## Start TEXT PASSAGE
I've run into troubles with following exception
org.elasticsearch.common.breaker.CircuitBreakingException: [parent] Data too large, data for [<http_request>] would be [32136353583/29.9gb], which is larger than the limit of [32127221760/29.9gb] at org.elasticsearch.indices.breaker.HierarchyCircuitBreakerService.checkParentLimit(HierarchyCircuitBreakerService.java:230) ~[elasticsearch-6.2.4.jar:6.2.4] at org.elasticsearch.common.breaker.ChildMemoryCircuitBreaker.addEstimateBytesAndMaybeBreak(ChildMemoryCircuitBreaker.java:128) ~[elasticsearch-6.2.4.jar:6.2.4] at org.elasticsearch.rest.RestController.dispatchRequest(RestController.java:232) [elasticsearch-6.2.4.jar:6.2.4] at org.elasticsearch.rest.RestController.tryAllHandlers(RestController.java:336) [elasticsearch-6.2.4.jar:6.2.4] at org.elasticsearch.rest.RestController.dispatchRequest(RestController.java:174) [elasticsearch-6.2.4.jar:6.2.4]
I'm sure our HW setup is quite tight compared to the amount of data we want to index, but still I'd like to understand what is exactly causing this type of error and if there is way how to avoid it.
## End TEXT PASSAGE
## Start DATA BLOCK
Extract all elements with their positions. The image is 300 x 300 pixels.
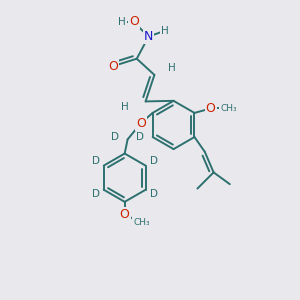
## End DATA BLOCK
__TASK LIST__.
(a) According to the Elasticsearch post, what limit did the parent circuit breaker report?
(b) Using the Elasticsearch post, explain in one to three sentences why the CircuitBreakingException was raised.
(c) Carry on writing the Elasticsearch post from the point where it stops.

__TASK-BY-TASK ANSWERS__.
(a) The limit was 32127221760 bytes (29.9gb).

(b) The parent circuit breaker raised the exception because the data for the http_request would have reached 32136353583 bytes (29.9gb). That amount is larger than the breaker's limit of 32127221760 bytes (29.9gb).

(c)
In the past, there was terribly big index (10+ TB) with shards multiple times bigger, than it is recommended maximum of 50 GB/shard. The new setup has much more shards and the index is is split to several smaller indices. At first, it was fine, but as the amount of indexed data has grown, the very same error started to appear again. There is no cluster, just one Elastic instance running all indexing/querying.
Playing with circuit breakers limits seems to push the error bit further, but it is still there and with more data it is inevitable.
- What exactly is causing the "Data too large" error on bigger data sets?
- What are possible ways of avoiding/preventing it except for extending number of nodes and adding more powerful hardware?
Thanks in advance.